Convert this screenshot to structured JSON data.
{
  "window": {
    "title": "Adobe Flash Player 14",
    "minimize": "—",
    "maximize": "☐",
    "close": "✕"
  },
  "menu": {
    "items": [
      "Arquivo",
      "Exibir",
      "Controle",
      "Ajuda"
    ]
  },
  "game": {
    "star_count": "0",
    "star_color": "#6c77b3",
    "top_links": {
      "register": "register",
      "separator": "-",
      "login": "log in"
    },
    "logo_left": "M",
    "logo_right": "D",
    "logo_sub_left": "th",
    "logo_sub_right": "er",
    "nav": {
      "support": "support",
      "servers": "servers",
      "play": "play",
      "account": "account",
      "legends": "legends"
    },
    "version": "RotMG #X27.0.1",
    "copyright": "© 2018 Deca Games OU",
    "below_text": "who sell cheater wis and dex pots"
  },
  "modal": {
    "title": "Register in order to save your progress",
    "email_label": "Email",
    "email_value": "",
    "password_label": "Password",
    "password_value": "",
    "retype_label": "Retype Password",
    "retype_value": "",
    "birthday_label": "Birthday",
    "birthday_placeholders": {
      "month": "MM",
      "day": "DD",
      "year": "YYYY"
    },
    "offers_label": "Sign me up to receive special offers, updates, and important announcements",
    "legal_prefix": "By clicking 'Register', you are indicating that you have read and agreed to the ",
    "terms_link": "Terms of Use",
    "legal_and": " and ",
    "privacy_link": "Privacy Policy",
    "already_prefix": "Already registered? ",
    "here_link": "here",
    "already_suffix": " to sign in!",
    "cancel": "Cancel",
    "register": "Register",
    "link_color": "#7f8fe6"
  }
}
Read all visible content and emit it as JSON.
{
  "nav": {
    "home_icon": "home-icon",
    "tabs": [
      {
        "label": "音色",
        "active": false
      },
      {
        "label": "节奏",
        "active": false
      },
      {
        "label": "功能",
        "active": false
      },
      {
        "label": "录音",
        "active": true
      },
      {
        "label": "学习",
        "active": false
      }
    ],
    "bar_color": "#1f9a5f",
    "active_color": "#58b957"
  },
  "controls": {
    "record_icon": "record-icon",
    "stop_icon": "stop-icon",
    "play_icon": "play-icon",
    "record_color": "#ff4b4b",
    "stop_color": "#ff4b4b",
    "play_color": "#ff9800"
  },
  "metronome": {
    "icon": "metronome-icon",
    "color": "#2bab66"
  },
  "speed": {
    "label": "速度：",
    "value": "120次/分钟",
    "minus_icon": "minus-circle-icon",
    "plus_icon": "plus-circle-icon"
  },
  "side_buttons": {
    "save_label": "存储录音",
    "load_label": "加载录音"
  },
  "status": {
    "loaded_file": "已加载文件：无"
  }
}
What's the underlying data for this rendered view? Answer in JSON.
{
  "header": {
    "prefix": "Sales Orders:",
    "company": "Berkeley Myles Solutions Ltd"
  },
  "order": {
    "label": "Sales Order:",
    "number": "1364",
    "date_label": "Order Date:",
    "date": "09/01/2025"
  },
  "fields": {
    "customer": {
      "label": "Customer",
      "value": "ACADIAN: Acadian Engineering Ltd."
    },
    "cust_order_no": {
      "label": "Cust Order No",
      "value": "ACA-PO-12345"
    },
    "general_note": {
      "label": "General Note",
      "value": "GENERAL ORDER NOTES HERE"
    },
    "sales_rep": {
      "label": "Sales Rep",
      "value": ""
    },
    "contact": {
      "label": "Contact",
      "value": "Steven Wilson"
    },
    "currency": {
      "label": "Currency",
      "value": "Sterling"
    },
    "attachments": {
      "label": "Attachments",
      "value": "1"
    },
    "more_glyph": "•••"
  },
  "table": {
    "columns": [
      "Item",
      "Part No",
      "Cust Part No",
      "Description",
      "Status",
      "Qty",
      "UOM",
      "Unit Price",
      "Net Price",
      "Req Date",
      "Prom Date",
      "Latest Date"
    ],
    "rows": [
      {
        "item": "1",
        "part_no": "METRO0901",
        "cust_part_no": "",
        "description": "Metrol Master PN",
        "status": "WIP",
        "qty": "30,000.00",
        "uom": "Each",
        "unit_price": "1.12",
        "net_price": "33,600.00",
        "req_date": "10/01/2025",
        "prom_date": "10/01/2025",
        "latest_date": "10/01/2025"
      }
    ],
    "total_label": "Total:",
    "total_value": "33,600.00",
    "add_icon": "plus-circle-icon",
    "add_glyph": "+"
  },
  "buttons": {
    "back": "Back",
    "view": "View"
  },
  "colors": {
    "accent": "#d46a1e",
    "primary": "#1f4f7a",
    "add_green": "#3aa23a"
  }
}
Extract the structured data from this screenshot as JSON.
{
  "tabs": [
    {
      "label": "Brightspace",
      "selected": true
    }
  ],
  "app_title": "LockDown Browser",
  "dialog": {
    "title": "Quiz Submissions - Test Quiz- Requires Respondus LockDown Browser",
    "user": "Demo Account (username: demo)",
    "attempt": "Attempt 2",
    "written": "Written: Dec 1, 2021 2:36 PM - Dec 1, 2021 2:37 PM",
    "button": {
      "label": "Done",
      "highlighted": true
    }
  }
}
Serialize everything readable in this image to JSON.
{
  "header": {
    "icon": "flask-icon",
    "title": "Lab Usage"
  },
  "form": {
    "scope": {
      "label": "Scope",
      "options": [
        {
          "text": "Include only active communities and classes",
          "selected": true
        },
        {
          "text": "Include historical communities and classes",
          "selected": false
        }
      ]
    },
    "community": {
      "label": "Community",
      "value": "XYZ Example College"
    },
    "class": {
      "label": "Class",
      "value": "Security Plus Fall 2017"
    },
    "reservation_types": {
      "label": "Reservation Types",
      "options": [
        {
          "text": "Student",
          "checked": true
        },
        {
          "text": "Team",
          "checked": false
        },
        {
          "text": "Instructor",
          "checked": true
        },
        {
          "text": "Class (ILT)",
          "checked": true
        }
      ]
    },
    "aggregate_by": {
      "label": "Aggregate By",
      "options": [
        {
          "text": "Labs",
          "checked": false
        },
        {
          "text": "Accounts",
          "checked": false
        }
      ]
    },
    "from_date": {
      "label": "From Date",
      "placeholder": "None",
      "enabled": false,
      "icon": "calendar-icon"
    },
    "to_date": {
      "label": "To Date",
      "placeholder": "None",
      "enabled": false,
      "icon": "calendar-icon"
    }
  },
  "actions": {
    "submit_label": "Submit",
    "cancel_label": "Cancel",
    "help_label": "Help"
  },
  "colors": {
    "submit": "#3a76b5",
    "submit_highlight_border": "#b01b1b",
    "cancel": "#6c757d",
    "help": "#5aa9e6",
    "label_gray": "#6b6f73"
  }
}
__________
WHAT TO WORK ON:
Send back all of the entries exactly, with nothing missing.

RESPONSE TO THE EXERCISE:
Convert this screenshot to structured JSON data.
{
  "window": {
    "title": "Adobe Flash Player 14",
    "minimize": "—",
    "maximize": "☐",
    "close": "✕"
  },
  "menu": {
    "items": [
      "Arquivo",
      "Exibir",
      "Controle",
      "Ajuda"
    ]
  },
  "game": {
    "star_count": "0",
    "star_color": "#6c77b3",
    "top_links": {
      "register": "register",
      "separator": "-",
      "login": "log in"
    },
    "logo_left": "M",
    "logo_right": "D",
    "logo_sub_left": "th",
    "logo_sub_right": "er",
    "nav": {
      "support": "support",
      "servers": "servers",
      "play": "play",
      "account": "account",
      "legends": "legends"
    },
    "version": "RotMG #X27.0.1",
    "copyright": "© 2018 Deca Games OU",
    "below_text": "who sell cheater wis and dex pots"
  },
  "modal": {
    "title": "Register in order to save your progress",
    "email_label": "Email",
    "email_value": "",
    "password_label": "Password",
    "password_value": "",
    "retype_label": "Retype Password",
    "retype_value": "",
    "birthday_label": "Birthday",
    "birthday_placeholders": {
      "month": "MM",
      "day": "DD",
      "year": "YYYY"
    },
    "offers_label": "Sign me up to receive special offers, updates, and important announcements",
    "legal_prefix": "By clicking 'Register', you are indicating that you have read and agreed to the ",
    "terms_link": "Terms of Use",
    "legal_and": " and ",
    "privacy_link": "Privacy Policy",
    "already_prefix": "Already registered? ",
    "here_link": "here",
    "already_suffix": " to sign in!",
    "cancel": "Cancel",
    "register": "Register",
    "link_color": "#7f8fe6"
  }
}
Read all visible content and emit it as JSON.
{
  "nav": {
    "home_icon": "home-icon",
    "tabs": [
      {
        "label": "音色",
        "active": false
      },
      {
        "label": "节奏",
        "active": false
      },
      {
        "label": "功能",
        "active": false
      },
      {
        "label": "录音",
        "active": true
      },
      {
        "label": "学习",
        "active": false
      }
    ],
    "bar_color": "#1f9a5f",
    "active_color": "#58b957"
  },
  "controls": {
    "record_icon": "record-icon",
    "stop_icon": "stop-icon",
    "play_icon": "play-icon",
    "record_color": "#ff4b4b",
    "stop_color": "#ff4b4b",
    "play_color": "#ff9800"
  },
  "metronome": {
    "icon": "metronome-icon",
    "color": "#2bab66"
  },
  "speed": {
    "label": "速度：",
    "value": "120次/分钟",
    "minus_icon": "minus-circle-icon",
    "plus_icon": "plus-circle-icon"
  },
  "side_buttons": {
    "save_label": "存储录音",
    "load_label": "加载录音"
  },
  "status": {
    "loaded_file": "已加载文件：无"
  }
}
What's the underlying data for this rendered view? Answer in JSON.
{
  "header": {
    "prefix": "Sales Orders:",
    "company": "Berkeley Myles Solutions Ltd"
  },
  "order": {
    "label": "Sales Order:",
    "number": "1364",
    "date_label": "Order Date:",
    "date": "09/01/2025"
  },
  "fields": {
    "customer": {
      "label": "Customer",
      "value": "ACADIAN: Acadian Engineering Ltd."
    },
    "cust_order_no": {
      "label": "Cust Order No",
      "value": "ACA-PO-12345"
    },
    "general_note": {
      "label": "General Note",
      "value": "GENERAL ORDER NOTES HERE"
    },
    "sales_rep": {
      "label": "Sales Rep",
      "value": ""
    },
    "contact": {
      "label": "Contact",
      "value": "Steven Wilson"
    },
    "currency": {
      "label": "Currency",
      "value": "Sterling"
    },
    "attachments": {
      "label": "Attachments",
      "value": "1"
    },
    "more_glyph": "•••"
  },
  "table": {
    "columns": [
      "Item",
      "Part No",
      "Cust Part No",
      "Description",
      "Status",
      "Qty",
      "UOM",
      "Unit Price",
      "Net Price",
      "Req Date",
      "Prom Date",
      "Latest Date"
    ],
    "rows": [
      {
        "item": "1",
        "part_no": "METRO0901",
        "cust_part_no": "",
        "description": "Metrol Master PN",
        "status": "WIP",
        "qty": "30,000.00",
        "uom": "Each",
        "unit_price": "1.12",
        "net_price": "33,600.00",
        "req_date": "10/01/2025",
        "prom_date": "10/01/2025",
        "latest_date": "10/01/2025"
      }
    ],
    "total_label": "Total:",
    "total_value": "33,600.00",
    "add_icon": "plus-circle-icon",
    "add_glyph": "+"
  },
  "buttons": {
    "back": "Back",
    "view": "View"
  },
  "colors": {
    "accent": "#d46a1e",
    "primary": "#1f4f7a",
    "add_green": "#3aa23a"
  }
}
Extract the structured data from this screenshot as JSON.
{
  "tabs": [
    {
      "label": "Brightspace",
      "selected": true
    }
  ],
  "app_title": "LockDown Browser",
  "dialog": {
    "title": "Quiz Submissions - Test Quiz- Requires Respondus LockDown Browser",
    "user": "Demo Account (username: demo)",
    "attempt": "Attempt 2",
    "written": "Written: Dec 1, 2021 2:36 PM - Dec 1, 2021 2:37 PM",
    "button": {
      "label": "Done",
      "highlighted": true
    }
  }
}
Serialize everything readable in this image to JSON.
{
  "header": {
    "icon": "flask-icon",
    "title": "Lab Usage"
  },
  "form": {
    "scope": {
      "label": "Scope",
      "options": [
        {
          "text": "Include only active communities and classes",
          "selected": true
        },
        {
          "text": "Include historical communities and classes",
          "selected": false
        }
      ]
    },
    "community": {
      "label": "Community",
      "value": "XYZ Example College"
    },
    "class": {
      "label": "Class",
      "value": "Security Plus Fall 2017"
    },
    "reservation_types": {
      "label": "Reservation Types",
      "options": [
        {
          "text": "Student",
          "checked": true
        },
        {
          "text": "Team",
          "checked": false
        },
        {
          "text": "Instructor",
          "checked": true
        },
        {
          "text": "Class (ILT)",
          "checked": true
        }
      ]
    },
    "aggregate_by": {
      "label": "Aggregate By",
      "options": [
        {
          "text": "Labs",
          "checked": false
        },
        {
          "text": "Accounts",
          "checked": false
        }
      ]
    },
    "from_date": {
      "label": "From Date",
      "placeholder": "None",
      "enabled": false,
      "icon": "calendar-icon"
    },
    "to_date": {
      "label": "To Date",
      "placeholder": "None",
      "enabled": false,
      "icon": "calendar-icon"
    }
  },
  "actions": {
    "submit_label": "Submit",
    "cancel_label": "Cancel",
    "help_label": "Help"
  },
  "colors": {
    "submit": "#3a76b5",
    "submit_highlight_border": "#b01b1b",
    "cancel": "#6c757d",
    "help": "#5aa9e6",
    "label_gray": "#6b6f73"
  }
}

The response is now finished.